◆ Extrait à lire

((

Une Escargote à Genève: un 7e marathon qui fait mal aux pattes

Un marathon, ça se mérite. Et moi j'ai découvert à quel point lors de mon 7e 42 bornes et quelques. J'ai aussi pu vérifier l'hypothèse selon laquelle 3 mois d'entraînement c'est un peu court.
Rembobinons: depuis samedi, il pleut des cordes, mais dimanche, y a de l’amélioration dans l'air. La joyeuse équipe de CLM que je rejoins au train se fout de moi car j'ai un parapluie, accessoire pourtant indispensable. A Genève, je guide mon petit monde au bon arrêt de tram (ceux qui me connaissent savent que la probabilité de prendre un moyen de transport dans le mauvais sens s'accroît quand on voyage avec moi) et nous voici à la tente vestiaire. Je perds hélas les CLM lorsque mes tripes décident d'une visite urgente dans un confessionnal bleu.
Au départ, je retrouve plein de monde, dont Nicole qui hésitait à venir et que je suis si heureuse de voir. Elle terminera haut la main. On fait une photo avec l'équipe de l'action "Courir en bleu pour l'autisme" et nos beaux t-shirts estampillés "Je cours pour Autisme Genève". C'est d'ailleurs le 1er marathon d'Elvira, l'organisatrice, bravo! Je me mets dans mon sas de 4h30 mais c'est un temps indicatif. Avec mes 3 mois de préparation après des semaines compliquées, suite à un accident, je vise d'être finisher, point barre. Je suis à équidistance entre le ballon des 4h30 et celui des 5 heures, ça me va très bien.

))

◆ Détails de l'exercice
Prolongez le récit du marathon de Genève au-delà de sa dernière phrase. Les items placés ci-dessous forment un matériau à part, indépendant du récit du marathon de Genève.

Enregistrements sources

((

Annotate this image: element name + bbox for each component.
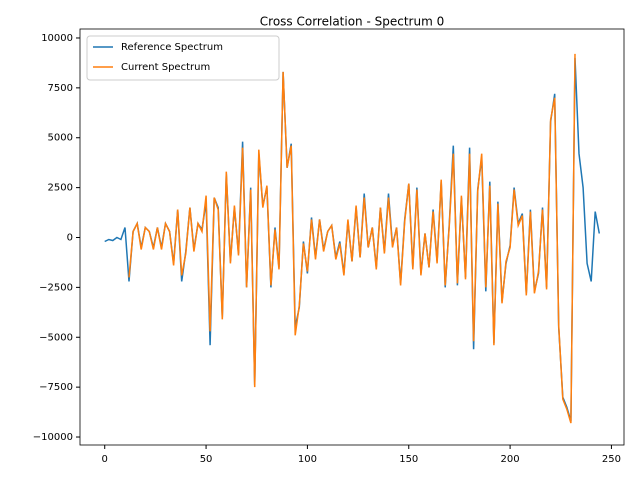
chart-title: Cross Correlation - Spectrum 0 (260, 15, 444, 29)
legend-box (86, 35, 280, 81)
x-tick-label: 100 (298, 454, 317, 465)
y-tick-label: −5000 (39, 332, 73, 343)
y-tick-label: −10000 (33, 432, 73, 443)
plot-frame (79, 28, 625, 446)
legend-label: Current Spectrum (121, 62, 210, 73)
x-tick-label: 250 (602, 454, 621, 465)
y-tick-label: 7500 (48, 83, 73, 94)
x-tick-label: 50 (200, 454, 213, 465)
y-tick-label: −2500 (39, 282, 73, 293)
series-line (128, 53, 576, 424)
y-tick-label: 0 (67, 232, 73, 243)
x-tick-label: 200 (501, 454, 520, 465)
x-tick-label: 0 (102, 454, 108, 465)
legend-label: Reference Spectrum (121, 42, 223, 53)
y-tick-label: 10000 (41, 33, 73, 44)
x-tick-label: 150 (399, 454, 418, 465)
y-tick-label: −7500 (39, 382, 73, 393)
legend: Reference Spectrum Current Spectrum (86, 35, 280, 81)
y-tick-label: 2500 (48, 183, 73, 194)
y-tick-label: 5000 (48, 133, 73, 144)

))

◆ Réponse à l'exercice
Crac l'orteil


Le départ est donné, les élites s'envolent. On commence à avancer dans mon sas et un type qui se filme avec une perche à selfie, format lourd (le bonhomme, pas la perche) m'écrase l'orteil gauche. La douleur fuse, me coupe le souffle. J'ai tellement mal que je n'arrive même pas à insulter ce connard dont j'espère qu'il n'a pas terminé. Ne pas prendre le départ n'est pas une option même si ça fait un mal de chien. Je compte sur le fait que la douleur s'atténuera. Elle le fera au point de disparaître. Ce n'est qu'une fois franchie la ligne d'arrivée qu'elle se rappellera à mon bon souvenir.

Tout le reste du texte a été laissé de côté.